++++ Listing

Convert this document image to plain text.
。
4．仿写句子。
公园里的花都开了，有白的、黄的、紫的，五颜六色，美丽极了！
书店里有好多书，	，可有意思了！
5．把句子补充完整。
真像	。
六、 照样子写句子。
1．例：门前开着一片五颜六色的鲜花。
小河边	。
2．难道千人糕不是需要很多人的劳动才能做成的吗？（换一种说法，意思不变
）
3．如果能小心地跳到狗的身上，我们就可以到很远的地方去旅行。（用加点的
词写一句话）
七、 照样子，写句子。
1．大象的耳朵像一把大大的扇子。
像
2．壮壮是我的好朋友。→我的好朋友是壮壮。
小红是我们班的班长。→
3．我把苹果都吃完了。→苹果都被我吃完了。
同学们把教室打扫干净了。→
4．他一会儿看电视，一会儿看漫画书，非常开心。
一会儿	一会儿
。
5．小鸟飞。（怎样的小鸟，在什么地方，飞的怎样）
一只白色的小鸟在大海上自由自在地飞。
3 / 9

++++++++

- Problem requirements -
Give the data again, exactly as it stands.

- Task solution -
Convert this document image to plain text.
。
4．仿写句子。
公园里的花都开了，有白的、黄的、紫的，五颜六色，美丽极了！
书店里有好多书，	，可有意思了！
5．把句子补充完整。
真像	。
六、 照样子写句子。
1．例：门前开着一片五颜六色的鲜花。
小河边	。
2．难道千人糕不是需要很多人的劳动才能做成的吗？（换一种说法，意思不变
）
3．如果能小心地跳到狗的身上，我们就可以到很远的地方去旅行。（用加点的
词写一句话）
七、 照样子，写句子。
1．大象的耳朵像一把大大的扇子。
像
2．壮壮是我的好朋友。→我的好朋友是壮壮。
小红是我们班的班长。→
3．我把苹果都吃完了。→苹果都被我吃完了。
同学们把教室打扫干净了。→
4．他一会儿看电视，一会儿看漫画书，非常开心。
一会儿	一会儿
。
5．小鸟飞。（怎样的小鸟，在什么地方，飞的怎样）
一只白色的小鸟在大海上自由自在地飞。
3 / 9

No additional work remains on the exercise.